* [Task objective]:
Copy, from the entries below, each line where the word "points" can be found.

* [Records]:

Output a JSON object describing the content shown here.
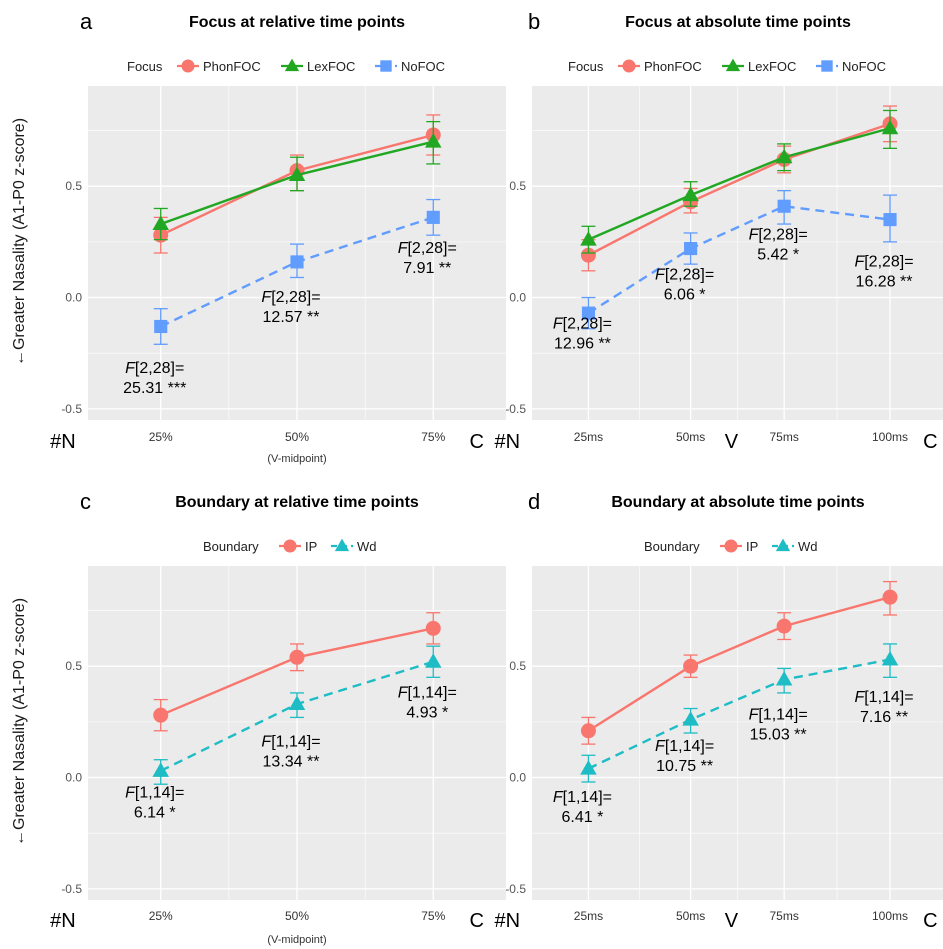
{
  "y_axis_label": "←Greater Nasality (A1-P0 z-score)",
  "colors": {
    "PhonFOC": "#f8766d",
    "LexFOC": "#22a722",
    "NoFOC": "#619cff",
    "IP": "#f8766d",
    "Wd": "#1ebcc4",
    "panel_bg": "#ebebeb",
    "grid": "#ffffff"
  },
  "chart_data": [
    {
      "type": "line",
      "panel_letter": "a",
      "title": "Focus at relative time points",
      "legend_title": "Focus",
      "legend_position": "top",
      "x": [
        "25%",
        "50%",
        "75%"
      ],
      "x_sublabel": "(V-midpoint)",
      "edge_labels": {
        "left": "#N",
        "right": "C"
      },
      "ylim": [
        -0.55,
        0.95
      ],
      "yticks": [
        -0.5,
        0.0,
        0.5
      ],
      "ytick_labels": [
        "-0.5",
        "0.0",
        "0.5"
      ],
      "grid": true,
      "series": [
        {
          "name": "PhonFOC",
          "marker": "circle",
          "dash": "solid",
          "values": [
            0.28,
            0.57,
            0.73
          ],
          "err_lo": [
            0.2,
            0.48,
            0.64
          ],
          "err_hi": [
            0.36,
            0.64,
            0.82
          ]
        },
        {
          "name": "LexFOC",
          "marker": "triangle",
          "dash": "solid",
          "values": [
            0.33,
            0.55,
            0.7
          ],
          "err_lo": [
            0.26,
            0.48,
            0.6
          ],
          "err_hi": [
            0.4,
            0.63,
            0.79
          ]
        },
        {
          "name": "NoFOC",
          "marker": "square",
          "dash": "dashed",
          "values": [
            -0.13,
            0.16,
            0.36
          ],
          "err_lo": [
            -0.21,
            0.09,
            0.28
          ],
          "err_hi": [
            -0.05,
            0.24,
            0.44
          ]
        }
      ],
      "annotations": [
        {
          "x": "25%",
          "y": -0.34,
          "line1_stat": "F",
          "line1_rest": "[2,28]=",
          "line2": "25.31 ***"
        },
        {
          "x": "50%",
          "y": -0.02,
          "line1_stat": "F",
          "line1_rest": "[2,28]=",
          "line2": "12.57 **"
        },
        {
          "x": "75%",
          "y": 0.2,
          "line1_stat": "F",
          "line1_rest": "[2,28]=",
          "line2": "7.91 **"
        }
      ]
    },
    {
      "type": "line",
      "panel_letter": "b",
      "title": "Focus at absolute time points",
      "legend_title": "Focus",
      "legend_position": "top",
      "x": [
        "25ms",
        "50ms",
        "75ms",
        "100ms"
      ],
      "edge_labels": {
        "left": "#N",
        "middle": "V",
        "right": "C"
      },
      "ylim": [
        -0.55,
        0.95
      ],
      "yticks": [
        -0.5,
        0.0,
        0.5
      ],
      "ytick_labels": [
        "-0.5",
        "0.0",
        "0.5"
      ],
      "grid": true,
      "series": [
        {
          "name": "PhonFOC",
          "marker": "circle",
          "dash": "solid",
          "values": [
            0.19,
            0.43,
            0.62,
            0.78
          ],
          "err_lo": [
            0.12,
            0.38,
            0.56,
            0.7
          ],
          "err_hi": [
            0.26,
            0.49,
            0.68,
            0.86
          ]
        },
        {
          "name": "LexFOC",
          "marker": "triangle",
          "dash": "solid",
          "values": [
            0.26,
            0.46,
            0.63,
            0.76
          ],
          "err_lo": [
            0.2,
            0.41,
            0.57,
            0.67
          ],
          "err_hi": [
            0.32,
            0.52,
            0.69,
            0.84
          ]
        },
        {
          "name": "NoFOC",
          "marker": "square",
          "dash": "dashed",
          "values": [
            -0.07,
            0.22,
            0.41,
            0.35
          ],
          "err_lo": [
            -0.14,
            0.15,
            0.33,
            0.25
          ],
          "err_hi": [
            0.0,
            0.29,
            0.48,
            0.46
          ]
        }
      ],
      "annotations": [
        {
          "x": "25ms",
          "y": -0.14,
          "line1_stat": "F",
          "line1_rest": "[2,28]=",
          "line2": "12.96 **"
        },
        {
          "x": "50ms",
          "y": 0.08,
          "line1_stat": "F",
          "line1_rest": "[2,28]=",
          "line2": "6.06 *"
        },
        {
          "x": "75ms",
          "y": 0.26,
          "line1_stat": "F",
          "line1_rest": "[2,28]=",
          "line2": "5.42 *"
        },
        {
          "x": "100ms",
          "y": 0.14,
          "line1_stat": "F",
          "line1_rest": "[2,28]=",
          "line2": "16.28 **"
        }
      ]
    },
    {
      "type": "line",
      "panel_letter": "c",
      "title": "Boundary at relative time points",
      "legend_title": "Boundary",
      "legend_position": "top",
      "x": [
        "25%",
        "50%",
        "75%"
      ],
      "x_sublabel": "(V-midpoint)",
      "edge_labels": {
        "left": "#N",
        "right": "C"
      },
      "ylim": [
        -0.55,
        0.95
      ],
      "yticks": [
        -0.5,
        0.0,
        0.5
      ],
      "ytick_labels": [
        "-0.5",
        "0.0",
        "0.5"
      ],
      "grid": true,
      "series": [
        {
          "name": "IP",
          "marker": "circle",
          "dash": "solid",
          "values": [
            0.28,
            0.54,
            0.67
          ],
          "err_lo": [
            0.21,
            0.48,
            0.6
          ],
          "err_hi": [
            0.35,
            0.6,
            0.74
          ]
        },
        {
          "name": "Wd",
          "marker": "triangle",
          "dash": "dashed",
          "values": [
            0.03,
            0.33,
            0.52
          ],
          "err_lo": [
            -0.03,
            0.27,
            0.45
          ],
          "err_hi": [
            0.08,
            0.38,
            0.59
          ]
        }
      ],
      "annotations": [
        {
          "x": "25%",
          "y": -0.09,
          "line1_stat": "F",
          "line1_rest": "[1,14]=",
          "line2": "6.14 *"
        },
        {
          "x": "50%",
          "y": 0.14,
          "line1_stat": "F",
          "line1_rest": "[1,14]=",
          "line2": "13.34 **"
        },
        {
          "x": "75%",
          "y": 0.36,
          "line1_stat": "F",
          "line1_rest": "[1,14]=",
          "line2": "4.93 *"
        }
      ]
    },
    {
      "type": "line",
      "panel_letter": "d",
      "title": "Boundary at absolute time points",
      "legend_title": "Boundary",
      "legend_position": "top",
      "x": [
        "25ms",
        "50ms",
        "75ms",
        "100ms"
      ],
      "edge_labels": {
        "left": "#N",
        "middle": "V",
        "right": "C"
      },
      "ylim": [
        -0.55,
        0.95
      ],
      "yticks": [
        -0.5,
        0.0,
        0.5
      ],
      "ytick_labels": [
        "-0.5",
        "0.0",
        "0.5"
      ],
      "grid": true,
      "series": [
        {
          "name": "IP",
          "marker": "circle",
          "dash": "solid",
          "values": [
            0.21,
            0.5,
            0.68,
            0.81
          ],
          "err_lo": [
            0.15,
            0.45,
            0.62,
            0.73
          ],
          "err_hi": [
            0.27,
            0.55,
            0.74,
            0.88
          ]
        },
        {
          "name": "Wd",
          "marker": "triangle",
          "dash": "dashed",
          "values": [
            0.04,
            0.26,
            0.44,
            0.53
          ],
          "err_lo": [
            -0.02,
            0.2,
            0.38,
            0.45
          ],
          "err_hi": [
            0.1,
            0.31,
            0.49,
            0.6
          ]
        }
      ],
      "annotations": [
        {
          "x": "25ms",
          "y": -0.11,
          "line1_stat": "F",
          "line1_rest": "[1,14]=",
          "line2": "6.41 *"
        },
        {
          "x": "50ms",
          "y": 0.12,
          "line1_stat": "F",
          "line1_rest": "[1,14]=",
          "line2": "10.75 **"
        },
        {
          "x": "75ms",
          "y": 0.26,
          "line1_stat": "F",
          "line1_rest": "[1,14]=",
          "line2": "15.03 **"
        },
        {
          "x": "100ms",
          "y": 0.34,
          "line1_stat": "F",
          "line1_rest": "[1,14]=",
          "line2": "7.16 **"
        }
      ]
    }
  ]
}
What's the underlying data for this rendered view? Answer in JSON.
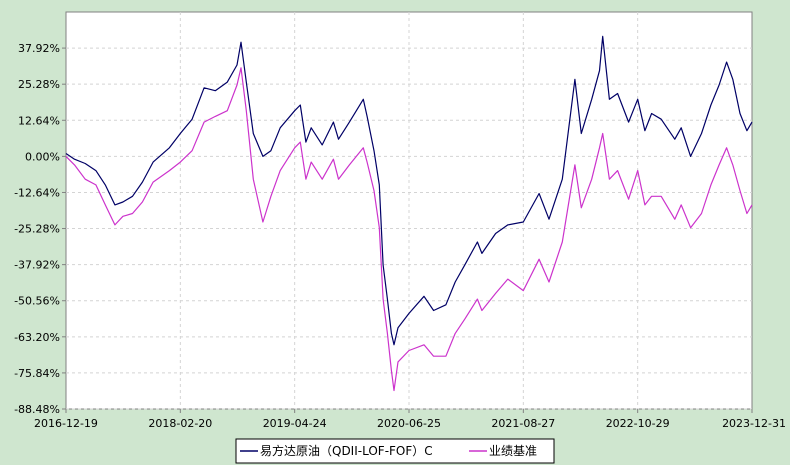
{
  "chart_data": {
    "type": "line",
    "title": "",
    "xlabel": "",
    "ylabel": "",
    "x_tick_labels": [
      "2016-12-19",
      "2018-02-20",
      "2019-04-24",
      "2020-06-25",
      "2021-08-27",
      "2022-10-29",
      "2023-12-31"
    ],
    "y_tick_labels": [
      "37.92%",
      "25.28%",
      "12.64%",
      "0.00%",
      "-12.64%",
      "-25.28%",
      "-37.92%",
      "-50.56%",
      "-63.20%",
      "-75.84%",
      "-88.48%"
    ],
    "ylim": [
      -88.48,
      50.56
    ],
    "xlim": [
      "2016-12-19",
      "2023-12-31"
    ],
    "grid": true,
    "legend_position": "bottom",
    "colors": {
      "background": "#cfe6cf",
      "plot": "#ffffff",
      "fund": "#000066",
      "benchmark": "#cc33cc"
    },
    "series": [
      {
        "name": "易方达原油（QDII-LOF-FOF）C",
        "color": "#000066",
        "points": [
          [
            "2016-12-19",
            1.0
          ],
          [
            "2017-01-20",
            -1.0
          ],
          [
            "2017-03-01",
            -2.5
          ],
          [
            "2017-04-10",
            -5.0
          ],
          [
            "2017-05-15",
            -10.0
          ],
          [
            "2017-06-20",
            -17.0
          ],
          [
            "2017-07-20",
            -16.0
          ],
          [
            "2017-08-25",
            -14.0
          ],
          [
            "2017-10-01",
            -9.0
          ],
          [
            "2017-11-10",
            -2.0
          ],
          [
            "2018-01-10",
            3.0
          ],
          [
            "2018-02-20",
            8.0
          ],
          [
            "2018-04-05",
            13.0
          ],
          [
            "2018-05-20",
            24.0
          ],
          [
            "2018-07-01",
            23.0
          ],
          [
            "2018-08-15",
            26.0
          ],
          [
            "2018-09-20",
            32.0
          ],
          [
            "2018-10-05",
            40.0
          ],
          [
            "2018-10-25",
            26.0
          ],
          [
            "2018-11-20",
            8.0
          ],
          [
            "2018-12-26",
            0.0
          ],
          [
            "2019-01-25",
            2.0
          ],
          [
            "2019-03-01",
            10.0
          ],
          [
            "2019-04-24",
            16.0
          ],
          [
            "2019-05-15",
            18.0
          ],
          [
            "2019-06-05",
            5.0
          ],
          [
            "2019-06-25",
            10.0
          ],
          [
            "2019-08-05",
            4.0
          ],
          [
            "2019-09-16",
            12.0
          ],
          [
            "2019-10-05",
            6.0
          ],
          [
            "2019-11-15",
            12.0
          ],
          [
            "2020-01-06",
            20.0
          ],
          [
            "2020-01-20",
            14.0
          ],
          [
            "2020-02-15",
            2.0
          ],
          [
            "2020-03-06",
            -10.0
          ],
          [
            "2020-03-20",
            -38.0
          ],
          [
            "2020-04-05",
            -50.0
          ],
          [
            "2020-04-20",
            -62.0
          ],
          [
            "2020-04-30",
            -66.0
          ],
          [
            "2020-05-15",
            -60.0
          ],
          [
            "2020-06-25",
            -55.0
          ],
          [
            "2020-08-20",
            -49.0
          ],
          [
            "2020-09-25",
            -54.0
          ],
          [
            "2020-11-10",
            -52.0
          ],
          [
            "2020-12-15",
            -44.0
          ],
          [
            "2021-01-20",
            -38.0
          ],
          [
            "2021-03-08",
            -30.0
          ],
          [
            "2021-03-25",
            -34.0
          ],
          [
            "2021-05-15",
            -27.0
          ],
          [
            "2021-06-30",
            -24.0
          ],
          [
            "2021-08-27",
            -23.0
          ],
          [
            "2021-10-25",
            -13.0
          ],
          [
            "2021-12-01",
            -22.0
          ],
          [
            "2022-01-20",
            -8.0
          ],
          [
            "2022-03-08",
            27.0
          ],
          [
            "2022-04-01",
            8.0
          ],
          [
            "2022-05-10",
            20.0
          ],
          [
            "2022-06-08",
            30.0
          ],
          [
            "2022-06-20",
            42.0
          ],
          [
            "2022-07-15",
            20.0
          ],
          [
            "2022-08-15",
            22.0
          ],
          [
            "2022-09-25",
            12.0
          ],
          [
            "2022-10-29",
            20.0
          ],
          [
            "2022-11-25",
            9.0
          ],
          [
            "2022-12-20",
            15.0
          ],
          [
            "2023-01-25",
            13.0
          ],
          [
            "2023-03-17",
            6.0
          ],
          [
            "2023-04-10",
            10.0
          ],
          [
            "2023-05-15",
            0.0
          ],
          [
            "2023-06-25",
            8.0
          ],
          [
            "2023-07-30",
            18.0
          ],
          [
            "2023-08-30",
            25.0
          ],
          [
            "2023-09-27",
            33.0
          ],
          [
            "2023-10-20",
            27.0
          ],
          [
            "2023-11-16",
            15.0
          ],
          [
            "2023-12-12",
            9.0
          ],
          [
            "2023-12-31",
            12.0
          ]
        ]
      },
      {
        "name": "业绩基准",
        "color": "#cc33cc",
        "points": [
          [
            "2016-12-19",
            0.0
          ],
          [
            "2017-01-20",
            -3.0
          ],
          [
            "2017-03-01",
            -8.0
          ],
          [
            "2017-04-10",
            -10.0
          ],
          [
            "2017-05-15",
            -17.0
          ],
          [
            "2017-06-20",
            -24.0
          ],
          [
            "2017-07-20",
            -21.0
          ],
          [
            "2017-08-25",
            -20.0
          ],
          [
            "2017-10-01",
            -16.0
          ],
          [
            "2017-11-10",
            -9.0
          ],
          [
            "2018-01-10",
            -5.0
          ],
          [
            "2018-02-20",
            -2.0
          ],
          [
            "2018-04-05",
            2.0
          ],
          [
            "2018-05-20",
            12.0
          ],
          [
            "2018-07-01",
            14.0
          ],
          [
            "2018-08-15",
            16.0
          ],
          [
            "2018-09-20",
            25.0
          ],
          [
            "2018-10-05",
            31.0
          ],
          [
            "2018-10-25",
            16.0
          ],
          [
            "2018-11-20",
            -8.0
          ],
          [
            "2018-12-26",
            -23.0
          ],
          [
            "2019-01-25",
            -14.0
          ],
          [
            "2019-03-01",
            -5.0
          ],
          [
            "2019-04-24",
            3.0
          ],
          [
            "2019-05-15",
            5.0
          ],
          [
            "2019-06-05",
            -8.0
          ],
          [
            "2019-06-25",
            -2.0
          ],
          [
            "2019-08-05",
            -8.0
          ],
          [
            "2019-09-16",
            -1.0
          ],
          [
            "2019-10-05",
            -8.0
          ],
          [
            "2019-11-15",
            -3.0
          ],
          [
            "2020-01-06",
            3.0
          ],
          [
            "2020-01-20",
            -2.0
          ],
          [
            "2020-02-15",
            -12.0
          ],
          [
            "2020-03-06",
            -25.0
          ],
          [
            "2020-03-20",
            -50.0
          ],
          [
            "2020-04-05",
            -62.0
          ],
          [
            "2020-04-20",
            -75.0
          ],
          [
            "2020-04-30",
            -82.0
          ],
          [
            "2020-05-15",
            -72.0
          ],
          [
            "2020-06-25",
            -68.0
          ],
          [
            "2020-08-20",
            -66.0
          ],
          [
            "2020-09-25",
            -70.0
          ],
          [
            "2020-11-10",
            -70.0
          ],
          [
            "2020-12-15",
            -62.0
          ],
          [
            "2021-01-20",
            -57.0
          ],
          [
            "2021-03-08",
            -50.0
          ],
          [
            "2021-03-25",
            -54.0
          ],
          [
            "2021-05-15",
            -48.0
          ],
          [
            "2021-06-30",
            -43.0
          ],
          [
            "2021-08-27",
            -47.0
          ],
          [
            "2021-10-25",
            -36.0
          ],
          [
            "2021-12-01",
            -44.0
          ],
          [
            "2022-01-20",
            -30.0
          ],
          [
            "2022-03-08",
            -3.0
          ],
          [
            "2022-04-01",
            -18.0
          ],
          [
            "2022-05-10",
            -8.0
          ],
          [
            "2022-06-08",
            3.0
          ],
          [
            "2022-06-20",
            8.0
          ],
          [
            "2022-07-15",
            -8.0
          ],
          [
            "2022-08-15",
            -5.0
          ],
          [
            "2022-09-25",
            -15.0
          ],
          [
            "2022-10-29",
            -5.0
          ],
          [
            "2022-11-25",
            -17.0
          ],
          [
            "2022-12-20",
            -14.0
          ],
          [
            "2023-01-25",
            -14.0
          ],
          [
            "2023-03-17",
            -22.0
          ],
          [
            "2023-04-10",
            -17.0
          ],
          [
            "2023-05-15",
            -25.0
          ],
          [
            "2023-06-25",
            -20.0
          ],
          [
            "2023-07-30",
            -10.0
          ],
          [
            "2023-08-30",
            -3.0
          ],
          [
            "2023-09-27",
            3.0
          ],
          [
            "2023-10-20",
            -3.0
          ],
          [
            "2023-11-16",
            -12.0
          ],
          [
            "2023-12-12",
            -20.0
          ],
          [
            "2023-12-31",
            -17.0
          ]
        ]
      }
    ]
  }
}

* [Result for this task]:
      "title": "Focus at relative time points",
      "title": "Focus at absolute time points",
      "title": "Boundary at relative time points",
      "title": "Boundary at absolute time points",
        "points": [
        "points": [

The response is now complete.